-- Begin Input material --

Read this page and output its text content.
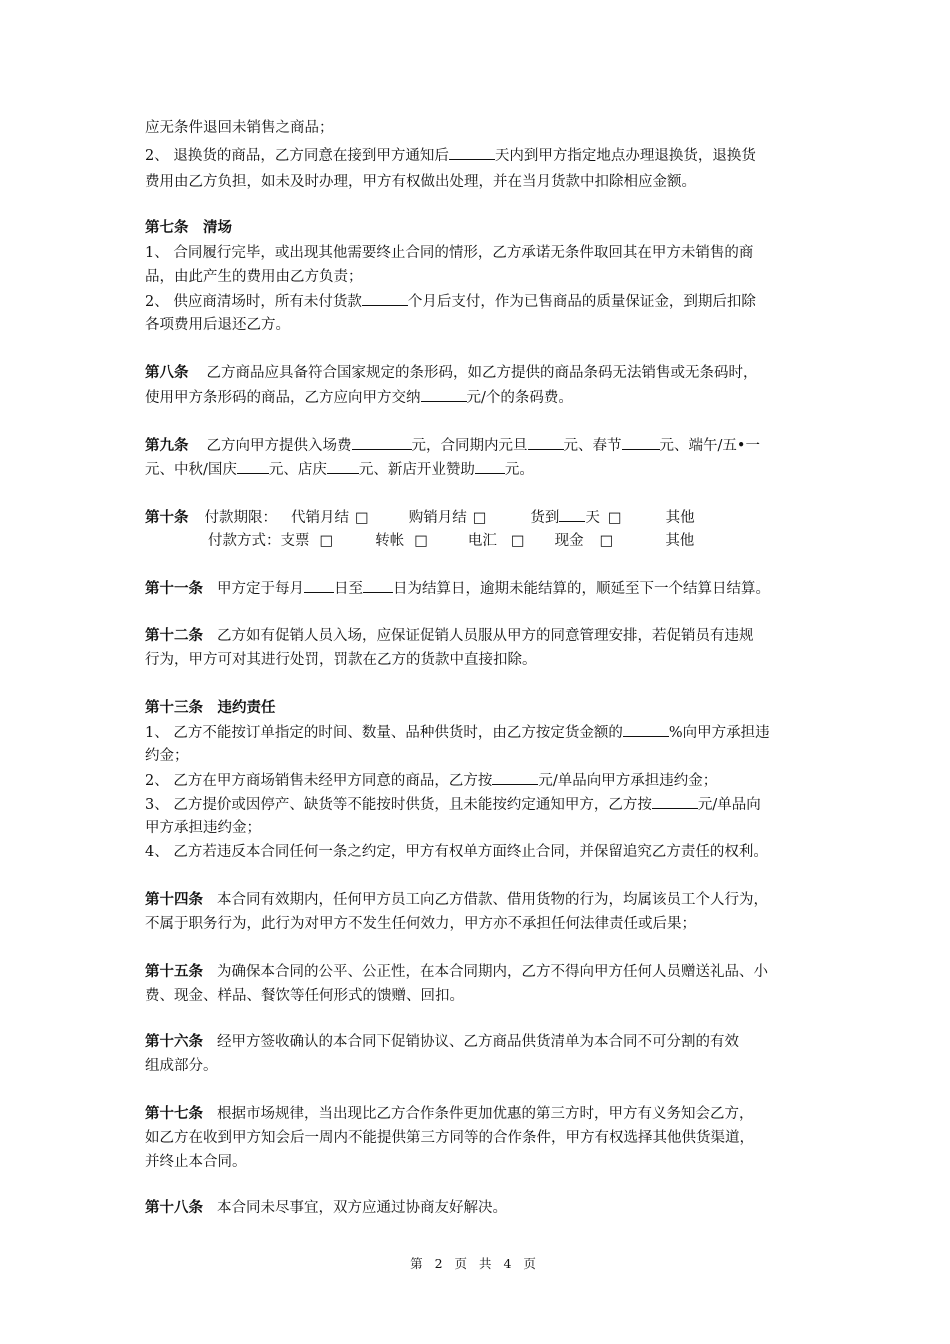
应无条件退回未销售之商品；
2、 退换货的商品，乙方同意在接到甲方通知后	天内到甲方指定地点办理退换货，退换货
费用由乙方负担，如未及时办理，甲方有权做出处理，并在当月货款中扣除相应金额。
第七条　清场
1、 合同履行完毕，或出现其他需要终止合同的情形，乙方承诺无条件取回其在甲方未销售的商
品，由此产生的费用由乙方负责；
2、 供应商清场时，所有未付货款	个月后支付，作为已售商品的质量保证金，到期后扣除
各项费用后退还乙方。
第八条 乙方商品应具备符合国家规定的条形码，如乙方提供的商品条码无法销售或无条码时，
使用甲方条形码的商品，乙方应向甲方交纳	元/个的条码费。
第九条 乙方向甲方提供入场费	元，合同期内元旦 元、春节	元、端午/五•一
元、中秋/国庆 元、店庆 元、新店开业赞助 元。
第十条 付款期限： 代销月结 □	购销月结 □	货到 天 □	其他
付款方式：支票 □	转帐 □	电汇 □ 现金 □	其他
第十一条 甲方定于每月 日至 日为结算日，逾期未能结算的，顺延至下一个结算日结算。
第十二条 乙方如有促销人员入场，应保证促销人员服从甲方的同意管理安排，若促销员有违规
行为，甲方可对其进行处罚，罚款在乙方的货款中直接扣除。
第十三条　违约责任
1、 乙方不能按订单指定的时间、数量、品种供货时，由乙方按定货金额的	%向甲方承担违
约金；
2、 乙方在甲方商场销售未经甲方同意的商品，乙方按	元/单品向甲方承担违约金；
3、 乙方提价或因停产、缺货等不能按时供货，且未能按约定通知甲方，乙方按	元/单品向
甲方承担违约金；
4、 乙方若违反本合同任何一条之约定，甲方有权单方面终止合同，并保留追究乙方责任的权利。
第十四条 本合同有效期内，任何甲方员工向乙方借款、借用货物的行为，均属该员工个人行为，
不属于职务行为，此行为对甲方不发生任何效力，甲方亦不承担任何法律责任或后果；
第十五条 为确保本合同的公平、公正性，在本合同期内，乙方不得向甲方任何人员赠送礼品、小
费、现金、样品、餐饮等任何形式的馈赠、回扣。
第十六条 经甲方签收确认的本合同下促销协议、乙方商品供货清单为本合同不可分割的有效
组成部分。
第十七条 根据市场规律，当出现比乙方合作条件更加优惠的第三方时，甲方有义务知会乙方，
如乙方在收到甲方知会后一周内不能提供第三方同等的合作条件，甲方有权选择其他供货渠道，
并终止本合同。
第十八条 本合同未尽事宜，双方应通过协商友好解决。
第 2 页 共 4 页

-- End Input material --

What you will do:
Every record must be copied exactly, with images dropped from the result.

Output for this task:
Read this page and output its text content.
应无条件退回未销售之商品；
2、 退换货的商品，乙方同意在接到甲方通知后	天内到甲方指定地点办理退换货，退换货
费用由乙方负担，如未及时办理，甲方有权做出处理，并在当月货款中扣除相应金额。
第七条　清场
1、 合同履行完毕，或出现其他需要终止合同的情形，乙方承诺无条件取回其在甲方未销售的商
品，由此产生的费用由乙方负责；
2、 供应商清场时，所有未付货款	个月后支付，作为已售商品的质量保证金，到期后扣除
各项费用后退还乙方。
第八条 乙方商品应具备符合国家规定的条形码，如乙方提供的商品条码无法销售或无条码时，
使用甲方条形码的商品，乙方应向甲方交纳	元/个的条码费。
第九条 乙方向甲方提供入场费	元，合同期内元旦 元、春节	元、端午/五•一
元、中秋/国庆 元、店庆 元、新店开业赞助 元。
第十条 付款期限： 代销月结 □	购销月结 □	货到 天 □	其他
付款方式：支票 □	转帐 □	电汇 □ 现金 □	其他
第十一条 甲方定于每月 日至 日为结算日，逾期未能结算的，顺延至下一个结算日结算。
第十二条 乙方如有促销人员入场，应保证促销人员服从甲方的同意管理安排，若促销员有违规
行为，甲方可对其进行处罚，罚款在乙方的货款中直接扣除。
第十三条　违约责任
1、 乙方不能按订单指定的时间、数量、品种供货时，由乙方按定货金额的	%向甲方承担违
约金；
2、 乙方在甲方商场销售未经甲方同意的商品，乙方按	元/单品向甲方承担违约金；
3、 乙方提价或因停产、缺货等不能按时供货，且未能按约定通知甲方，乙方按	元/单品向
甲方承担违约金；
4、 乙方若违反本合同任何一条之约定，甲方有权单方面终止合同，并保留追究乙方责任的权利。
第十四条 本合同有效期内，任何甲方员工向乙方借款、借用货物的行为，均属该员工个人行为，
不属于职务行为，此行为对甲方不发生任何效力，甲方亦不承担任何法律责任或后果；
第十五条 为确保本合同的公平、公正性，在本合同期内，乙方不得向甲方任何人员赠送礼品、小
费、现金、样品、餐饮等任何形式的馈赠、回扣。
第十六条 经甲方签收确认的本合同下促销协议、乙方商品供货清单为本合同不可分割的有效
组成部分。
第十七条 根据市场规律，当出现比乙方合作条件更加优惠的第三方时，甲方有义务知会乙方，
如乙方在收到甲方知会后一周内不能提供第三方同等的合作条件，甲方有权选择其他供货渠道，
并终止本合同。
第十八条 本合同未尽事宜，双方应通过协商友好解决。
第 2 页 共 4 页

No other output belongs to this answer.